* [What this task involves]:
Check each line of the listing below for the string "interface", and copy the ones that have it.

* [Entries provided]:
start
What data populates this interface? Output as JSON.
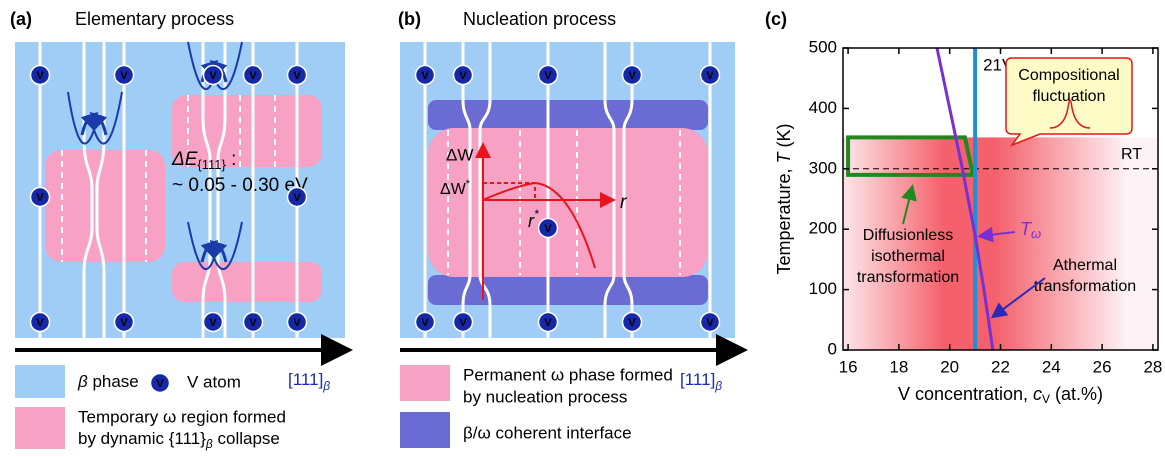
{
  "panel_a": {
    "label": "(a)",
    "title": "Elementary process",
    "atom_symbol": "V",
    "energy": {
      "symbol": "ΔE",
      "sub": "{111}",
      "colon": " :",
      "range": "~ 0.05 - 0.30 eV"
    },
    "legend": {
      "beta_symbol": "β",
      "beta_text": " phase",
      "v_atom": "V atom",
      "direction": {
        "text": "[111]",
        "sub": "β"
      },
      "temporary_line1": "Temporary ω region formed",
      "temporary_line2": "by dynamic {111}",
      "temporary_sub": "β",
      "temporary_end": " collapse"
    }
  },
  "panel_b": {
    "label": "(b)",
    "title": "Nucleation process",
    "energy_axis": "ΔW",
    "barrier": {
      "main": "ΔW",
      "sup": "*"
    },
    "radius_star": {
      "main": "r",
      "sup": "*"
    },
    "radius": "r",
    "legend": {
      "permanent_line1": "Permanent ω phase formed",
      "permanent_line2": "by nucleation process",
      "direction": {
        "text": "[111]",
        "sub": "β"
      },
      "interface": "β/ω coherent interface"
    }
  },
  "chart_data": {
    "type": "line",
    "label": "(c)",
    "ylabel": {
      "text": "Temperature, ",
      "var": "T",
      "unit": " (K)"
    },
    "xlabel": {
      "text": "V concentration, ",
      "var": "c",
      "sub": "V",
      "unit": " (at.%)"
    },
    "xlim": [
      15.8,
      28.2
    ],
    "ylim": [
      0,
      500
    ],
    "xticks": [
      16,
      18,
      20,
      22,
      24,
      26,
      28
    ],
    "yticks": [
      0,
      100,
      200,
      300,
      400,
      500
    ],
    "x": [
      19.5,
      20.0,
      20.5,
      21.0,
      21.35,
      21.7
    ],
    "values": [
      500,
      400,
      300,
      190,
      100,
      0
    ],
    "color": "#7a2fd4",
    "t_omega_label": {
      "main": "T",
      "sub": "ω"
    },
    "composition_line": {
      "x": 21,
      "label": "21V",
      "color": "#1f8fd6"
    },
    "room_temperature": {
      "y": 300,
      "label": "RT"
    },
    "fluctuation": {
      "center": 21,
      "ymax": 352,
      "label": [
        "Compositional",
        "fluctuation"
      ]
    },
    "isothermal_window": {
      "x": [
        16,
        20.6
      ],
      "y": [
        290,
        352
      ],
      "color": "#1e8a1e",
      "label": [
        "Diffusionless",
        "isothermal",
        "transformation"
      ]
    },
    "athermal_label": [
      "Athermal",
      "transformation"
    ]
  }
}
end
start
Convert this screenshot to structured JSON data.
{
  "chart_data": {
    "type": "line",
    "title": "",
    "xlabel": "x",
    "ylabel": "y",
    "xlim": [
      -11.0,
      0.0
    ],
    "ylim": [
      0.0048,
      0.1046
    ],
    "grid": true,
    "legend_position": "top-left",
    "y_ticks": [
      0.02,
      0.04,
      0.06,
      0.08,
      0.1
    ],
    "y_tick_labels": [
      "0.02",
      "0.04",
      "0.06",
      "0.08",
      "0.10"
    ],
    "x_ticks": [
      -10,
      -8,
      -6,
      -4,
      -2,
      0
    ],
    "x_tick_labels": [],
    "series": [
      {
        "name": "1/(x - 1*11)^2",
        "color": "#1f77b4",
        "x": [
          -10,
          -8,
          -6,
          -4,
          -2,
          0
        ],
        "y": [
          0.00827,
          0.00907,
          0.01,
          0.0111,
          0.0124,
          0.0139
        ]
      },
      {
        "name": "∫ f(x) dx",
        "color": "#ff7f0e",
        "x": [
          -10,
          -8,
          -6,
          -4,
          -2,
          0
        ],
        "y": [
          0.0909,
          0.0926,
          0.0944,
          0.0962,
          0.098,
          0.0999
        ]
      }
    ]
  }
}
end
start
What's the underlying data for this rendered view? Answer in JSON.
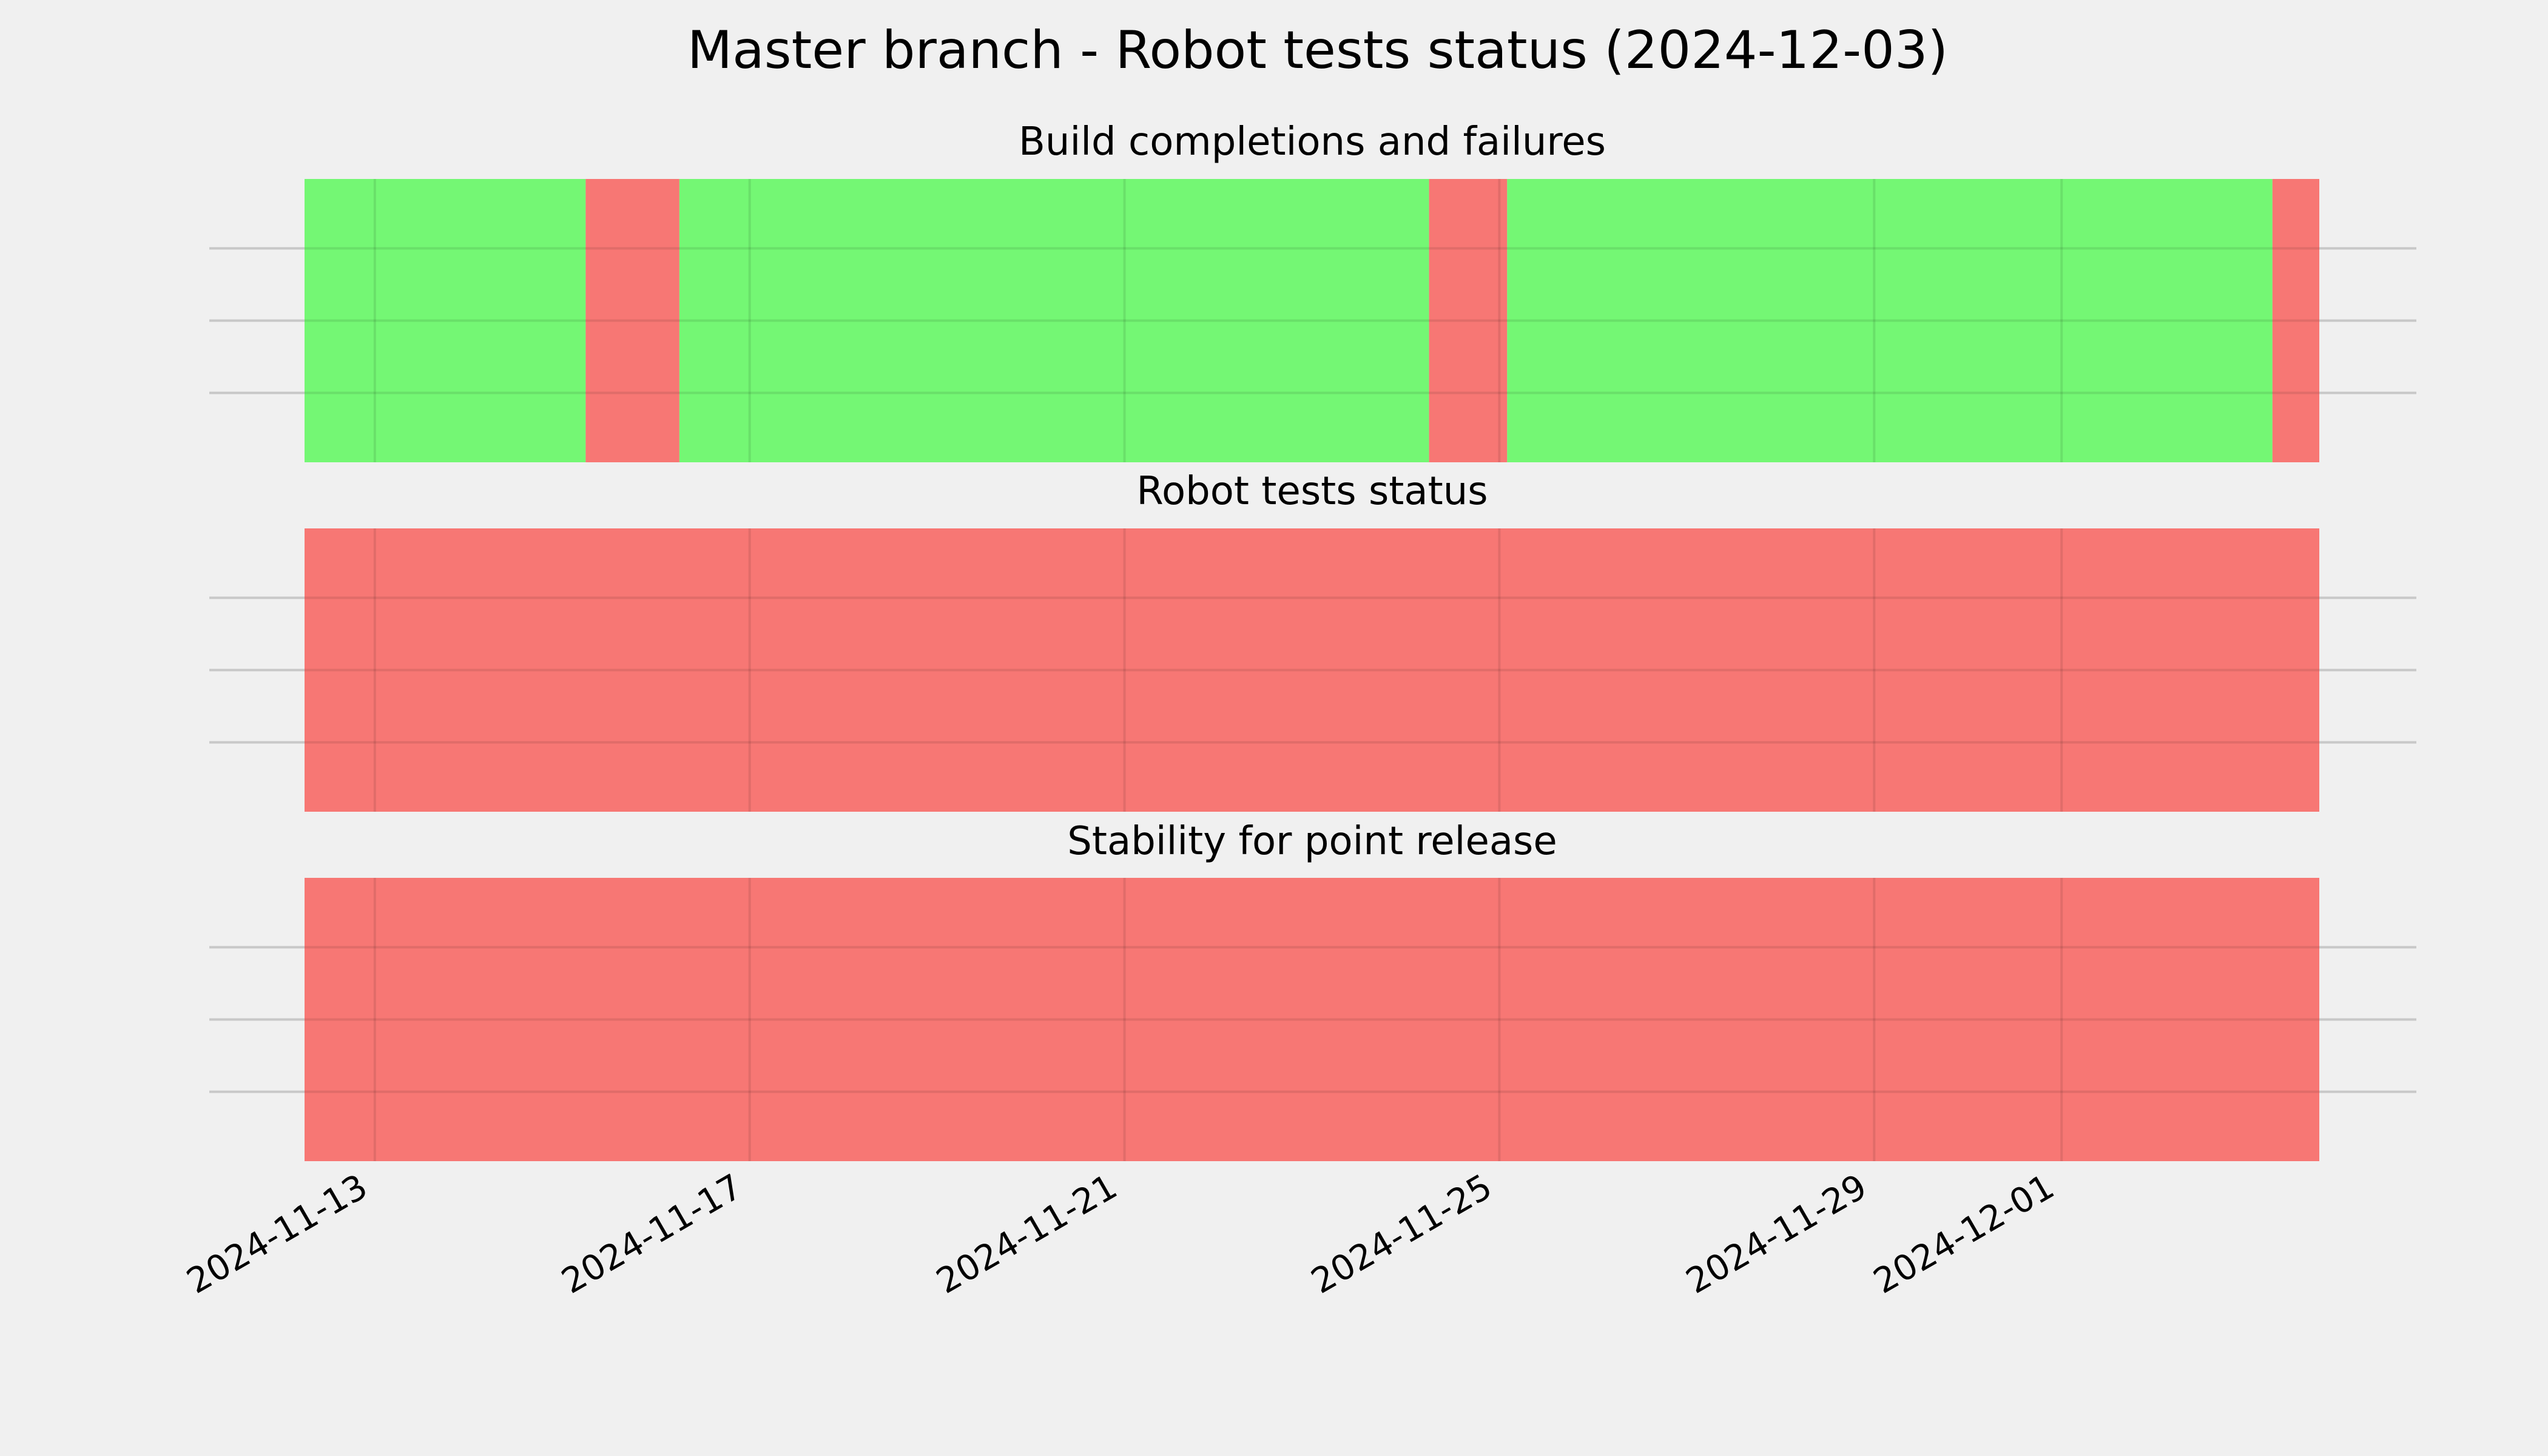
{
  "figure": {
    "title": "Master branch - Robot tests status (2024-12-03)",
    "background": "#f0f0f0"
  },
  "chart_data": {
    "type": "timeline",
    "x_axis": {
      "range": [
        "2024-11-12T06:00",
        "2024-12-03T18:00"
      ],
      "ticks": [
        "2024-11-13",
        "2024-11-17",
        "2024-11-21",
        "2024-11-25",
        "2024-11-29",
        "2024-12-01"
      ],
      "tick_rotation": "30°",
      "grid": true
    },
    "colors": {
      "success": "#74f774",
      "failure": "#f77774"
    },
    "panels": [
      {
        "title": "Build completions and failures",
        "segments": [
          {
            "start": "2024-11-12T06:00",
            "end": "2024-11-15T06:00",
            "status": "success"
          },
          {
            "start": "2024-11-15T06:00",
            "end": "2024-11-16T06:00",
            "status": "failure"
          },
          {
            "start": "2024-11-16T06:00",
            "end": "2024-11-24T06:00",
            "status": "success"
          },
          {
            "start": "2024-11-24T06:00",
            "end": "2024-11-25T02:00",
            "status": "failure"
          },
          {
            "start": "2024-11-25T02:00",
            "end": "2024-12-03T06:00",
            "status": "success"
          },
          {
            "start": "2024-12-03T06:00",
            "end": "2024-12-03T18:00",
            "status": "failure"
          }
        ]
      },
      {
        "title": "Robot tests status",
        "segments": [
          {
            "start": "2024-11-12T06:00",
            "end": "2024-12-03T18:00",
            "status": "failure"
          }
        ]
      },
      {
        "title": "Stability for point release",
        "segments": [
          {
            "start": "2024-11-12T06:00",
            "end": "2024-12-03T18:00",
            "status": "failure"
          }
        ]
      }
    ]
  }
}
end
* [Final answer]:
What data populates this interface? Output as JSON.
      "interface": "β/ω coherent interface"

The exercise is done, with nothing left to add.